SHORT EXERCISE: Restate all the material verbatim, except for the pictures.

++++ DATA IN THIS EXERCISE

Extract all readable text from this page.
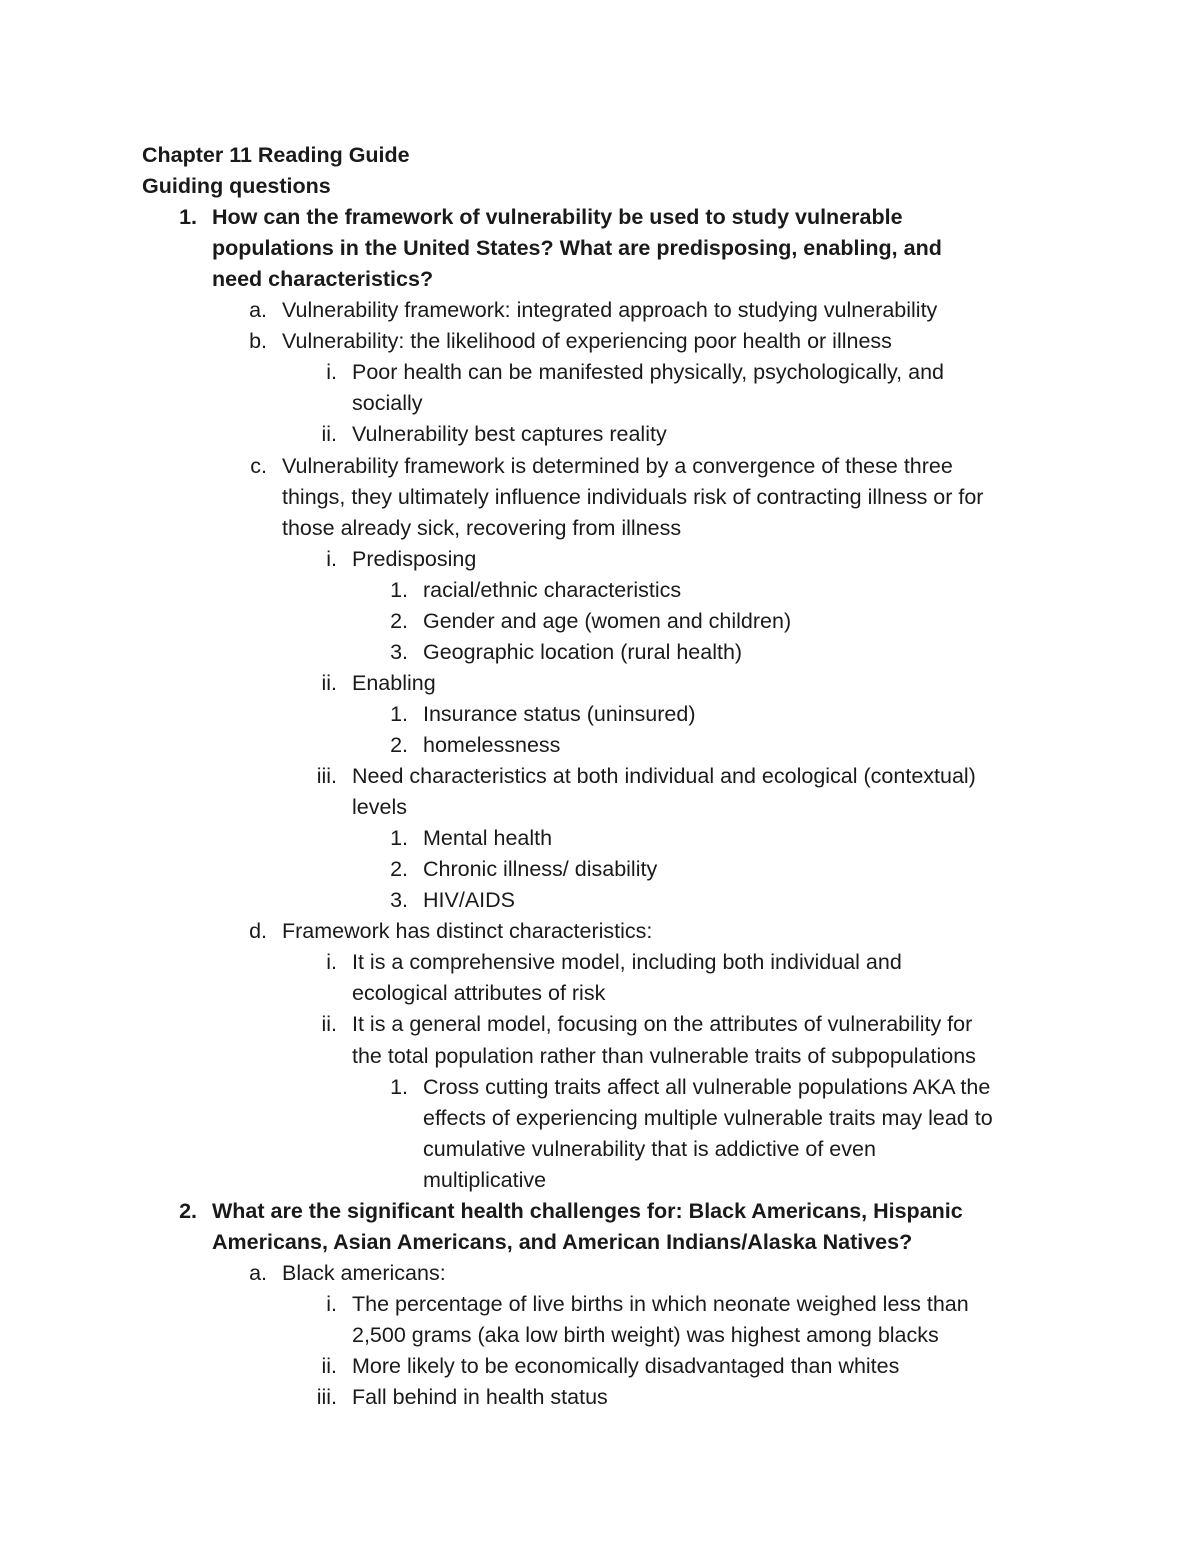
Chapter 11 Reading Guide
Guiding questions
1. How can the framework of vulnerability be used to study vulnerable
populations in the United States? What are predisposing, enabling, and
need characteristics?
a. Vulnerability framework: integrated approach to studying vulnerability
b. Vulnerability: the likelihood of experiencing poor health or illness
i. Poor health can be manifested physically, psychologically, and
socially
ii. Vulnerability best captures reality
c. Vulnerability framework is determined by a convergence of these three
things, they ultimately influence individuals risk of contracting illness or for
those already sick, recovering from illness
i. Predisposing
1. racial/ethnic characteristics
2. Gender and age (women and children)
3. Geographic location (rural health)
ii. Enabling
1. Insurance status (uninsured)
2. homelessness
iii. Need characteristics at both individual and ecological (contextual)
levels
1. Mental health
2. Chronic illness/ disability
3. HIV/AIDS
d. Framework has distinct characteristics:
i. It is a comprehensive model, including both individual and
ecological attributes of risk
ii. It is a general model, focusing on the attributes of vulnerability for
the total population rather than vulnerable traits of subpopulations
1. Cross cutting traits affect all vulnerable populations AKA the
effects of experiencing multiple vulnerable traits may lead to
cumulative vulnerability that is addictive of even
multiplicative
2. What are the significant health challenges for: Black Americans, Hispanic
Americans, Asian Americans, and American Indians/Alaska Natives?
a. Black americans:
i. The percentage of live births in which neonate weighed less than
2,500 grams (aka low birth weight) was highest among blacks
ii. More likely to be economically disadvantaged than whites
iii. Fall behind in health status
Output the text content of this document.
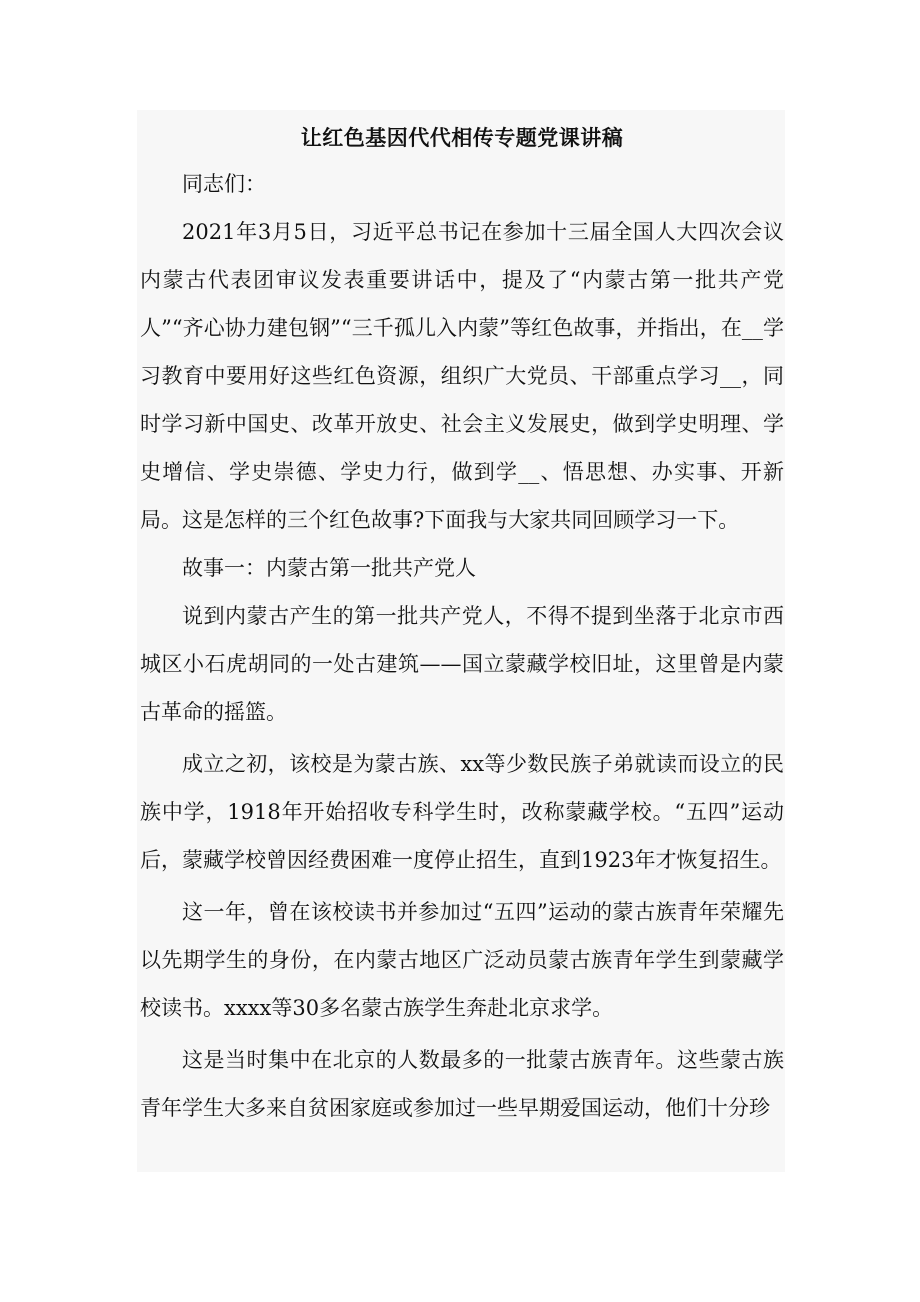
让红色基因代代相传专题党课讲稿

同志们：

2021年3月5日，习近平总书记在参加十三届全国人大四次会议内蒙古代表团审议发表重要讲话中，提及了“内蒙古第一批共产党人”“齐心协力建包钢”“三千孤儿入内蒙”等红色故事，并指出，在__学习教育中要用好这些红色资源，组织广大党员、干部重点学习__，同时学习新中国史、改革开放史、社会主义发展史，做到学史明理、学史增信、学史崇德、学史力行，做到学__、悟思想、办实事、开新局。这是怎样的三个红色故事?下面我与大家共同回顾学习一下。

故事一：内蒙古第一批共产党人

说到内蒙古产生的第一批共产党人，不得不提到坐落于北京市西城区小石虎胡同的一处古建筑——国立蒙藏学校旧址，这里曾是内蒙古革命的摇篮。

成立之初，该校是为蒙古族、xx等少数民族子弟就读而设立的民族中学，1918年开始招收专科学生时，改称蒙藏学校。“五四”运动后，蒙藏学校曾因经费困难一度停止招生，直到1923年才恢复招生。

这一年，曾在该校读书并参加过“五四”运动的蒙古族青年荣耀先以先期学生的身份，在内蒙古地区广泛动员蒙古族青年学生到蒙藏学校读书。xxxx等30多名蒙古族学生奔赴北京求学。

这是当时集中在北京的人数最多的一批蒙古族青年。这些蒙古族青年学生大多来自贫困家庭或参加过一些早期爱国运动，他们十分珍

++++++++

EXERCISE ANSWER:
Extract all readable text from this page.
Chapter 11 Reading Guide
Guiding questions
1. How can the framework of vulnerability be used to study vulnerable
populations in the United States? What are predisposing, enabling, and
need characteristics?
a. Vulnerability framework: integrated approach to studying vulnerability
b. Vulnerability: the likelihood of experiencing poor health or illness
i. Poor health can be manifested physically, psychologically, and
socially
ii. Vulnerability best captures reality
c. Vulnerability framework is determined by a convergence of these three
things, they ultimately influence individuals risk of contracting illness or for
those already sick, recovering from illness
i. Predisposing
1. racial/ethnic characteristics
2. Gender and age (women and children)
3. Geographic location (rural health)
ii. Enabling
1. Insurance status (uninsured)
2. homelessness
iii. Need characteristics at both individual and ecological (contextual)
levels
1. Mental health
2. Chronic illness/ disability
3. HIV/AIDS
d. Framework has distinct characteristics:
i. It is a comprehensive model, including both individual and
ecological attributes of risk
ii. It is a general model, focusing on the attributes of vulnerability for
the total population rather than vulnerable traits of subpopulations
1. Cross cutting traits affect all vulnerable populations AKA the
effects of experiencing multiple vulnerable traits may lead to
cumulative vulnerability that is addictive of even
multiplicative
2. What are the significant health challenges for: Black Americans, Hispanic
Americans, Asian Americans, and American Indians/Alaska Natives?
a. Black americans:
i. The percentage of live births in which neonate weighed less than
2,500 grams (aka low birth weight) was highest among blacks
ii. More likely to be economically disadvantaged than whites
iii. Fall behind in health status
Output the text content of this document.
让红色基因代代相传专题党课讲稿

同志们：

2021年3月5日，习近平总书记在参加十三届全国人大四次会议内蒙古代表团审议发表重要讲话中，提及了“内蒙古第一批共产党人”“齐心协力建包钢”“三千孤儿入内蒙”等红色故事，并指出，在__学习教育中要用好这些红色资源，组织广大党员、干部重点学习__，同时学习新中国史、改革开放史、社会主义发展史，做到学史明理、学史增信、学史崇德、学史力行，做到学__、悟思想、办实事、开新局。这是怎样的三个红色故事?下面我与大家共同回顾学习一下。

故事一：内蒙古第一批共产党人

说到内蒙古产生的第一批共产党人，不得不提到坐落于北京市西城区小石虎胡同的一处古建筑——国立蒙藏学校旧址，这里曾是内蒙古革命的摇篮。

成立之初，该校是为蒙古族、xx等少数民族子弟就读而设立的民族中学，1918年开始招收专科学生时，改称蒙藏学校。“五四”运动后，蒙藏学校曾因经费困难一度停止招生，直到1923年才恢复招生。

这一年，曾在该校读书并参加过“五四”运动的蒙古族青年荣耀先以先期学生的身份，在内蒙古地区广泛动员蒙古族青年学生到蒙藏学校读书。xxxx等30多名蒙古族学生奔赴北京求学。

这是当时集中在北京的人数最多的一批蒙古族青年。这些蒙古族青年学生大多来自贫困家庭或参加过一些早期爱国运动，他们十分珍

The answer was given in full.